--- Required work ---
Quote all of the data exactly as given. Skip every picture it contains.

** begin Material for this task **

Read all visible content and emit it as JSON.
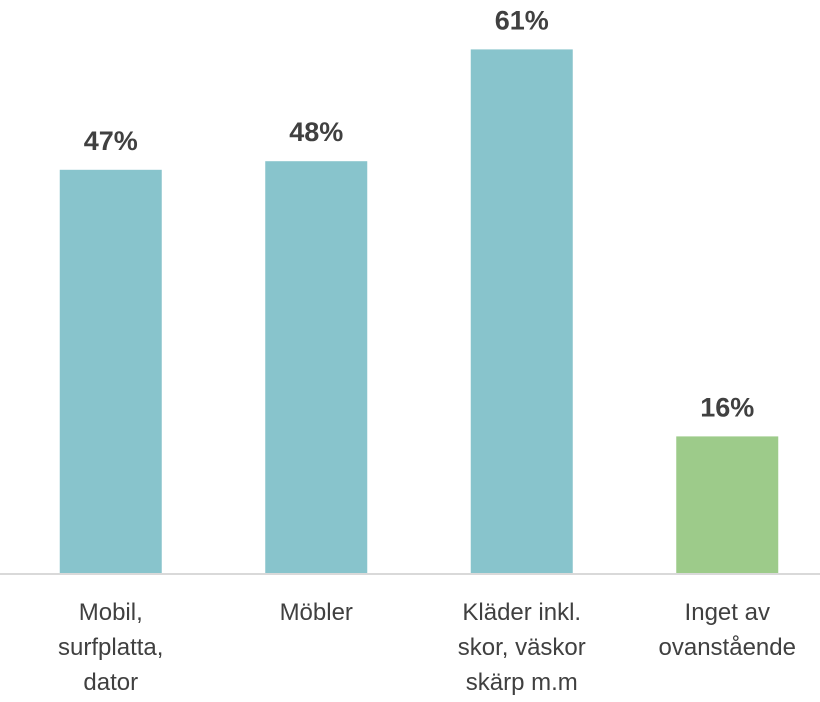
{
  "chart_data": {
    "type": "bar",
    "categories": [
      "Mobil,\nsurfplatta,\ndator",
      "Möbler",
      "Kläder inkl.\nskor, väskor\nskärp m.m",
      "Inget av\novanstående"
    ],
    "values": [
      47,
      48,
      61,
      16
    ],
    "value_labels": [
      "47%",
      "48%",
      "61%",
      "16%"
    ],
    "colors": [
      "#88c4cc",
      "#88c4cc",
      "#88c4cc",
      "#9dcb8a"
    ],
    "ylim": [
      0,
      65
    ]
  }
}
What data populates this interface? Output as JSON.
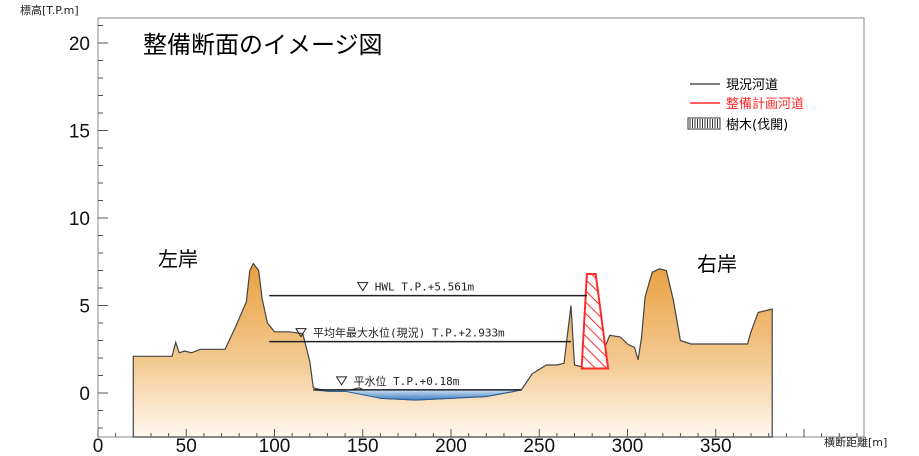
{
  "title": "整備断面のイメージ図",
  "y_axis_label": "標高[T.P.m]",
  "x_axis_label": "横断距離[m]",
  "x_ticks": [
    "0",
    "50",
    "100",
    "150",
    "200",
    "250",
    "300",
    "350"
  ],
  "y_ticks": [
    "0",
    "5",
    "10",
    "15",
    "20"
  ],
  "left_bank_label": "左岸",
  "right_bank_label": "右岸",
  "legend": {
    "existing": "現況河道",
    "planned": "整備計画河道",
    "trees": "樹木(伐開)"
  },
  "water_levels": [
    {
      "label": "HWL  T.P.+5.561m",
      "elevation": 5.561,
      "x_from": 97,
      "x_to": 277
    },
    {
      "label": "平均年最大水位(現況) T.P.+2.933m",
      "elevation": 2.933,
      "x_from": 97,
      "x_to": 268
    },
    {
      "label": "平水位  T.P.+0.18m",
      "elevation": 0.18,
      "x_from": 122,
      "x_to": 240
    }
  ],
  "colors": {
    "existing": "#555555",
    "planned": "#ff2a2a",
    "terrain_top": "#e8a040",
    "terrain_bottom": "#fff4e6",
    "water": "#5b9bd5"
  },
  "chart_data": {
    "type": "area",
    "xlim": [
      0,
      430
    ],
    "ylim": [
      -2,
      21
    ],
    "xlabel": "横断距離[m]",
    "ylabel": "標高[T.P.m]",
    "ground_profile": [
      [
        20,
        2.1
      ],
      [
        42,
        2.1
      ],
      [
        44,
        2.9
      ],
      [
        46,
        2.3
      ],
      [
        49,
        2.4
      ],
      [
        53,
        2.3
      ],
      [
        58,
        2.5
      ],
      [
        72,
        2.5
      ],
      [
        78,
        3.8
      ],
      [
        84,
        5.2
      ],
      [
        86,
        7.0
      ],
      [
        88,
        7.4
      ],
      [
        91,
        7.0
      ],
      [
        93,
        5.4
      ],
      [
        96,
        4.0
      ],
      [
        100,
        3.5
      ],
      [
        108,
        3.5
      ],
      [
        116,
        3.4
      ],
      [
        118,
        2.6
      ],
      [
        120,
        1.8
      ],
      [
        122,
        0.3
      ],
      [
        130,
        0.1
      ],
      [
        140,
        0.1
      ],
      [
        148,
        0.3
      ],
      [
        160,
        -0.3
      ],
      [
        180,
        -0.4
      ],
      [
        200,
        -0.3
      ],
      [
        220,
        -0.2
      ],
      [
        236,
        0.1
      ],
      [
        240,
        0.2
      ],
      [
        246,
        1.1
      ],
      [
        254,
        1.6
      ],
      [
        260,
        1.6
      ],
      [
        264,
        1.7
      ],
      [
        268,
        5.0
      ],
      [
        270,
        1.6
      ],
      [
        278,
        1.4
      ],
      [
        283,
        1.6
      ],
      [
        290,
        3.3
      ],
      [
        296,
        3.2
      ],
      [
        300,
        2.8
      ],
      [
        304,
        2.6
      ],
      [
        306,
        1.9
      ],
      [
        308,
        3.2
      ],
      [
        310,
        5.5
      ],
      [
        314,
        6.9
      ],
      [
        318,
        7.1
      ],
      [
        322,
        7.0
      ],
      [
        326,
        5.3
      ],
      [
        330,
        3.0
      ],
      [
        336,
        2.8
      ],
      [
        350,
        2.8
      ],
      [
        368,
        2.8
      ],
      [
        370,
        3.5
      ],
      [
        374,
        4.6
      ],
      [
        382,
        4.8
      ],
      [
        382,
        -2
      ]
    ],
    "water_surface": [
      [
        122,
        0.18
      ],
      [
        240,
        0.18
      ]
    ],
    "planned_section": [
      [
        277,
        6.8
      ],
      [
        282,
        6.8
      ],
      [
        289,
        1.4
      ],
      [
        274,
        1.4
      ]
    ],
    "series": [
      {
        "name": "現況河道",
        "values": []
      },
      {
        "name": "整備計画河道",
        "values": []
      }
    ]
  }
}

** end Material for this task **

--- The solution ---
Read all visible content and emit it as JSON.
{
  "chart_data": {
    "type": "bar",
    "categories": [
      "Mobil,\nsurfplatta,\ndator",
      "Möbler",
      "Kläder inkl.\nskor, väskor\nskärp m.m",
      "Inget av\novanstående"
    ],
    "values": [
      47,
      48,
      61,
      16
    ],
    "value_labels": [
      "47%",
      "48%",
      "61%",
      "16%"
    ],
    "colors": [
      "#88c4cc",
      "#88c4cc",
      "#88c4cc",
      "#9dcb8a"
    ],
    "ylim": [
      0,
      65
    ]
  }
}
What data populates this interface? Output as JSON.
{
  "title": "整備断面のイメージ図",
  "y_axis_label": "標高[T.P.m]",
  "x_axis_label": "横断距離[m]",
  "x_ticks": [
    "0",
    "50",
    "100",
    "150",
    "200",
    "250",
    "300",
    "350"
  ],
  "y_ticks": [
    "0",
    "5",
    "10",
    "15",
    "20"
  ],
  "left_bank_label": "左岸",
  "right_bank_label": "右岸",
  "legend": {
    "existing": "現況河道",
    "planned": "整備計画河道",
    "trees": "樹木(伐開)"
  },
  "water_levels": [
    {
      "label": "HWL  T.P.+5.561m",
      "elevation": 5.561,
      "x_from": 97,
      "x_to": 277
    },
    {
      "label": "平均年最大水位(現況) T.P.+2.933m",
      "elevation": 2.933,
      "x_from": 97,
      "x_to": 268
    },
    {
      "label": "平水位  T.P.+0.18m",
      "elevation": 0.18,
      "x_from": 122,
      "x_to": 240
    }
  ],
  "colors": {
    "existing": "#555555",
    "planned": "#ff2a2a",
    "terrain_top": "#e8a040",
    "terrain_bottom": "#fff4e6",
    "water": "#5b9bd5"
  },
  "chart_data": {
    "type": "area",
    "xlim": [
      0,
      430
    ],
    "ylim": [
      -2,
      21
    ],
    "xlabel": "横断距離[m]",
    "ylabel": "標高[T.P.m]",
    "ground_profile": [
      [
        20,
        2.1
      ],
      [
        42,
        2.1
      ],
      [
        44,
        2.9
      ],
      [
        46,
        2.3
      ],
      [
        49,
        2.4
      ],
      [
        53,
        2.3
      ],
      [
        58,
        2.5
      ],
      [
        72,
        2.5
      ],
      [
        78,
        3.8
      ],
      [
        84,
        5.2
      ],
      [
        86,
        7.0
      ],
      [
        88,
        7.4
      ],
      [
        91,
        7.0
      ],
      [
        93,
        5.4
      ],
      [
        96,
        4.0
      ],
      [
        100,
        3.5
      ],
      [
        108,
        3.5
      ],
      [
        116,
        3.4
      ],
      [
        118,
        2.6
      ],
      [
        120,
        1.8
      ],
      [
        122,
        0.3
      ],
      [
        130,
        0.1
      ],
      [
        140,
        0.1
      ],
      [
        148,
        0.3
      ],
      [
        160,
        -0.3
      ],
      [
        180,
        -0.4
      ],
      [
        200,
        -0.3
      ],
      [
        220,
        -0.2
      ],
      [
        236,
        0.1
      ],
      [
        240,
        0.2
      ],
      [
        246,
        1.1
      ],
      [
        254,
        1.6
      ],
      [
        260,
        1.6
      ],
      [
        264,
        1.7
      ],
      [
        268,
        5.0
      ],
      [
        270,
        1.6
      ],
      [
        278,
        1.4
      ],
      [
        283,
        1.6
      ],
      [
        290,
        3.3
      ],
      [
        296,
        3.2
      ],
      [
        300,
        2.8
      ],
      [
        304,
        2.6
      ],
      [
        306,
        1.9
      ],
      [
        308,
        3.2
      ],
      [
        310,
        5.5
      ],
      [
        314,
        6.9
      ],
      [
        318,
        7.1
      ],
      [
        322,
        7.0
      ],
      [
        326,
        5.3
      ],
      [
        330,
        3.0
      ],
      [
        336,
        2.8
      ],
      [
        350,
        2.8
      ],
      [
        368,
        2.8
      ],
      [
        370,
        3.5
      ],
      [
        374,
        4.6
      ],
      [
        382,
        4.8
      ],
      [
        382,
        -2
      ]
    ],
    "water_surface": [
      [
        122,
        0.18
      ],
      [
        240,
        0.18
      ]
    ],
    "planned_section": [
      [
        277,
        6.8
      ],
      [
        282,
        6.8
      ],
      [
        289,
        1.4
      ],
      [
        274,
        1.4
      ]
    ],
    "series": [
      {
        "name": "現況河道",
        "values": []
      },
      {
        "name": "整備計画河道",
        "values": []
      }
    ]
  }
}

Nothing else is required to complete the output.